● **SHORT PROBLEM**:
Show all lines holding "Private".

[Dataset records]
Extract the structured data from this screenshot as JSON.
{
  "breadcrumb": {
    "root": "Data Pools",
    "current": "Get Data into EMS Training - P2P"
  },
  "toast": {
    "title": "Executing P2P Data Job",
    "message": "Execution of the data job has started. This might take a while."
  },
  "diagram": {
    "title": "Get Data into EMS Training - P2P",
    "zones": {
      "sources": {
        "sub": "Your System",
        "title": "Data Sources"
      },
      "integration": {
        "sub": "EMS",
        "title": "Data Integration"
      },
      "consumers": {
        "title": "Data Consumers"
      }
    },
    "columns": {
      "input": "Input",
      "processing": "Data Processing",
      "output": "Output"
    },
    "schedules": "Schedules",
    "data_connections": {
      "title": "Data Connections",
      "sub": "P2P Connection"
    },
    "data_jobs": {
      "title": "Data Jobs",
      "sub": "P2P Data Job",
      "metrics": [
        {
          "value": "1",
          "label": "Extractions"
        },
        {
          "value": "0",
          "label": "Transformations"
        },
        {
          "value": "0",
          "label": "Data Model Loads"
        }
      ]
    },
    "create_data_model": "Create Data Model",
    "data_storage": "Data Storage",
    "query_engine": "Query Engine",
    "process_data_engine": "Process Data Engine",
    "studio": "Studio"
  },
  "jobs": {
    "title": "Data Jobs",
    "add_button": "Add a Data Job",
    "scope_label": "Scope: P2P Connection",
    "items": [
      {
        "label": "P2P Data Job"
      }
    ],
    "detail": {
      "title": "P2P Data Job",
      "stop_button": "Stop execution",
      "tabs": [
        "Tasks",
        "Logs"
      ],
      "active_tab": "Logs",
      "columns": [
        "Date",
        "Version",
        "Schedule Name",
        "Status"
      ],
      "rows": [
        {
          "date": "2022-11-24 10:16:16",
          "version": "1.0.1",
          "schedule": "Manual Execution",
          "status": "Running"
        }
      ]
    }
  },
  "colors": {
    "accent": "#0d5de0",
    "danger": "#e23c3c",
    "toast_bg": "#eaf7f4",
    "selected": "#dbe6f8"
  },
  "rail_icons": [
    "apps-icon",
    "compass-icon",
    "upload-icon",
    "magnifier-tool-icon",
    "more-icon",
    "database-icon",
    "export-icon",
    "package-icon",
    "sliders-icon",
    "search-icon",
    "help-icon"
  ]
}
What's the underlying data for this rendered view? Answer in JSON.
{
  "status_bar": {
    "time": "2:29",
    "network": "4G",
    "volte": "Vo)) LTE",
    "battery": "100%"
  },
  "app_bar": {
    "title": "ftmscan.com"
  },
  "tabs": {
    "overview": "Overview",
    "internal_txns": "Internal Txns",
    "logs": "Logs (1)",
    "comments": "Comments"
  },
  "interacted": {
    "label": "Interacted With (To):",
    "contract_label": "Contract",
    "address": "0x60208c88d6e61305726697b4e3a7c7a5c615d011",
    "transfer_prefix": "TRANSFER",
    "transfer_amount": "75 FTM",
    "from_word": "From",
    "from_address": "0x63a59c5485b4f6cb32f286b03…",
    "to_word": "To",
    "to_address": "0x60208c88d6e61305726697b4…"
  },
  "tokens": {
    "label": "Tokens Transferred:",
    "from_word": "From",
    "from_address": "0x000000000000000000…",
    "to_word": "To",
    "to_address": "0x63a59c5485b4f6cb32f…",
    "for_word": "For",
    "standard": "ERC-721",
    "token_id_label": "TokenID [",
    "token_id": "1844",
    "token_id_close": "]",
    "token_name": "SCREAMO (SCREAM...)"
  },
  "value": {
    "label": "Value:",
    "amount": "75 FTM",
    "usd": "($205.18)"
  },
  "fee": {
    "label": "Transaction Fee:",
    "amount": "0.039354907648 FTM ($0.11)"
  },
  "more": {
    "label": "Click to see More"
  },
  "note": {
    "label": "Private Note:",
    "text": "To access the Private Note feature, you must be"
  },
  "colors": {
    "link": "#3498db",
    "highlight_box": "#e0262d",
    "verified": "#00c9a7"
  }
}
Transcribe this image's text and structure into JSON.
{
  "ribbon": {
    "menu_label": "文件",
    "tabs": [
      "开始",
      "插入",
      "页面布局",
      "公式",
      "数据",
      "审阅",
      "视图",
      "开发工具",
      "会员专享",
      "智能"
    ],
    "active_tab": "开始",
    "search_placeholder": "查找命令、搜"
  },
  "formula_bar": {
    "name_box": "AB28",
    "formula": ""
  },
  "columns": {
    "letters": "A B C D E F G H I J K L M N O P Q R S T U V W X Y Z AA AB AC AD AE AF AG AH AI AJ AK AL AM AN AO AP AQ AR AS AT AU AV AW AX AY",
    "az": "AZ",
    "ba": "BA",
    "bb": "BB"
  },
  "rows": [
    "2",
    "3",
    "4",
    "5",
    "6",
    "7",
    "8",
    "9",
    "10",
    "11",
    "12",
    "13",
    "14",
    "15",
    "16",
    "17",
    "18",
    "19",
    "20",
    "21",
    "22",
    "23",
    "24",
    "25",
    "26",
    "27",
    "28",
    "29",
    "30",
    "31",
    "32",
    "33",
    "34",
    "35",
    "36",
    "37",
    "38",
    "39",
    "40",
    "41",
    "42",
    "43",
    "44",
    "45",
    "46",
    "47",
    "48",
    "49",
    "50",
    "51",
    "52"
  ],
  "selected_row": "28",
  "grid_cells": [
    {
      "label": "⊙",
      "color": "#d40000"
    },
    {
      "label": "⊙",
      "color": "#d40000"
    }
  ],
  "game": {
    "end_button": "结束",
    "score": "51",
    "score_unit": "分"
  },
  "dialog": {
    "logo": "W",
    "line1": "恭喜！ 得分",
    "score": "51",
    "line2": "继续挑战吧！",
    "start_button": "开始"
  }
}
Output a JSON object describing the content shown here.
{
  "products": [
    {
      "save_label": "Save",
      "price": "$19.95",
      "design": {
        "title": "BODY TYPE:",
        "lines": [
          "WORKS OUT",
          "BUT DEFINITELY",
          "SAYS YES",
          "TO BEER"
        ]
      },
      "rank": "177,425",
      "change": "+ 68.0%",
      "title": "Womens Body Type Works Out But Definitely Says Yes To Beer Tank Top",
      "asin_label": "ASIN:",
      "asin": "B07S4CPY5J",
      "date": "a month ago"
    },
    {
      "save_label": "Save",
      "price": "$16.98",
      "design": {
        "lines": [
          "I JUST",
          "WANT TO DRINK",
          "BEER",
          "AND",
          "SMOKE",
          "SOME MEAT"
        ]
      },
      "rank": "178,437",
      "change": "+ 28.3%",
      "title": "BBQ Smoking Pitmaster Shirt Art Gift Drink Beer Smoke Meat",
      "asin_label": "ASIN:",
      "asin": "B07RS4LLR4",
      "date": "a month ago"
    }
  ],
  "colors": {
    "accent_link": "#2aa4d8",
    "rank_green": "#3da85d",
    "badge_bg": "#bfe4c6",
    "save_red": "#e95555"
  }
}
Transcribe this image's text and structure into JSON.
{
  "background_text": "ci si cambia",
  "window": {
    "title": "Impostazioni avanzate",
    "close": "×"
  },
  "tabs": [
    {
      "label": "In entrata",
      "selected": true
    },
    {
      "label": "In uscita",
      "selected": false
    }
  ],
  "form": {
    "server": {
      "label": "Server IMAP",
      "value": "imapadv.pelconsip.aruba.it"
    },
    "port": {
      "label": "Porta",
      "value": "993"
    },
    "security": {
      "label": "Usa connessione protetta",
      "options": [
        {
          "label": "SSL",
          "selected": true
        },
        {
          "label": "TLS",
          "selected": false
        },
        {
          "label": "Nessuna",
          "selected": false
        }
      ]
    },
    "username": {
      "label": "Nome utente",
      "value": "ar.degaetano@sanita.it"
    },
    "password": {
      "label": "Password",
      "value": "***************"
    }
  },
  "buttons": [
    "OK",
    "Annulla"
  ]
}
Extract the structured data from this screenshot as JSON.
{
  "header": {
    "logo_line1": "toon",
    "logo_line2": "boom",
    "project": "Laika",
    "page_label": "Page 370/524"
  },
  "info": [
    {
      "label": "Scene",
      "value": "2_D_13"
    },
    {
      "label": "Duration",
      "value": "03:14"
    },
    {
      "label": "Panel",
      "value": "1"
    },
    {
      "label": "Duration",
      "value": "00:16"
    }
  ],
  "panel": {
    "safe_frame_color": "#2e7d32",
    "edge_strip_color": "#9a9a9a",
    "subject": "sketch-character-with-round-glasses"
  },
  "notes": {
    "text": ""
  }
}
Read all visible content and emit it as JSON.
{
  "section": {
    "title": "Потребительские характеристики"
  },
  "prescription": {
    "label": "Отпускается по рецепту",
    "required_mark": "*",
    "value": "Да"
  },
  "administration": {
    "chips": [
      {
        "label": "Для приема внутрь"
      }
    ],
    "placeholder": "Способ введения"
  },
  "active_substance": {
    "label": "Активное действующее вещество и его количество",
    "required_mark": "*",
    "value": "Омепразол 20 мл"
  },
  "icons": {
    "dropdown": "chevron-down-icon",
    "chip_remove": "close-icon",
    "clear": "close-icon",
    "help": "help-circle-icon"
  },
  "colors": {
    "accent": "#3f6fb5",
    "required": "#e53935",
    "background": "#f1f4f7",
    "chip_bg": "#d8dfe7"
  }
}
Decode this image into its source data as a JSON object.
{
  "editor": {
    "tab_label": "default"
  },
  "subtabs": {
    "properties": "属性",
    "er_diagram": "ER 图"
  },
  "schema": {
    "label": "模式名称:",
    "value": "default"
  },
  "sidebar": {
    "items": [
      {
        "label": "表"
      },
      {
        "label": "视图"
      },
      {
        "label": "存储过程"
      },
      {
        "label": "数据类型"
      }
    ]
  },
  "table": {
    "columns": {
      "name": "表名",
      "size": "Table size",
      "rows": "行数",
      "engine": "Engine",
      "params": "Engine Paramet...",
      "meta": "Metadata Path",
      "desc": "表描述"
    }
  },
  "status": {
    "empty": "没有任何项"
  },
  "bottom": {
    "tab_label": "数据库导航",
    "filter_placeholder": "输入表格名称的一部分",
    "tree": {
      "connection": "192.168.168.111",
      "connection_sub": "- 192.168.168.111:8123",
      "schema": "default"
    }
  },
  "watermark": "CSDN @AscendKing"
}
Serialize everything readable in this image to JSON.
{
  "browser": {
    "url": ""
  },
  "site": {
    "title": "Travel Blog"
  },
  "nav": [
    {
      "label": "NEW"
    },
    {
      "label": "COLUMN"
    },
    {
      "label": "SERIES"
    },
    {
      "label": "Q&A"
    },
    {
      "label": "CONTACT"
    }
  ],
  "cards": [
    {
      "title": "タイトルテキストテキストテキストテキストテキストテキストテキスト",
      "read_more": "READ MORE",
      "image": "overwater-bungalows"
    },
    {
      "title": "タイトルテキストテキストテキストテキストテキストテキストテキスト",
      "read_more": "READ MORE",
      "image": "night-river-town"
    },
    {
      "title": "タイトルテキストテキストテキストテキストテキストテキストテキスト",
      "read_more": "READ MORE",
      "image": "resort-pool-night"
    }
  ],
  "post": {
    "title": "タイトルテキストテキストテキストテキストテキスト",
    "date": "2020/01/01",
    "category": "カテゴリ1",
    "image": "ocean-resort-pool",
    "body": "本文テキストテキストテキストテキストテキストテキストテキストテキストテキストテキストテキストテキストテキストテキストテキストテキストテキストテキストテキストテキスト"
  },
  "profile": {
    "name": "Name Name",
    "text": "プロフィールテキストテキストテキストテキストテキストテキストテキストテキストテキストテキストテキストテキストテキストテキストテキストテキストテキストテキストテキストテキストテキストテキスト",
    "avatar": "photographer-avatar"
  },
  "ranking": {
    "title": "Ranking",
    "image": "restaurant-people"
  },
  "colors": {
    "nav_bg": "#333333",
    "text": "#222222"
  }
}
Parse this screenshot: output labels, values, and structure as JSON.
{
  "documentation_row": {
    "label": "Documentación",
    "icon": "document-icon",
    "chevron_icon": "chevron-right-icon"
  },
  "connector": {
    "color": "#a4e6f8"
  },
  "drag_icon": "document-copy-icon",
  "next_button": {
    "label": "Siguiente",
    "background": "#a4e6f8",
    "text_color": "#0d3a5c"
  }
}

● **EXERCISE ANSWER**:
    "label": "Private Note:",
    "text": "To access the Private Note feature, you must be"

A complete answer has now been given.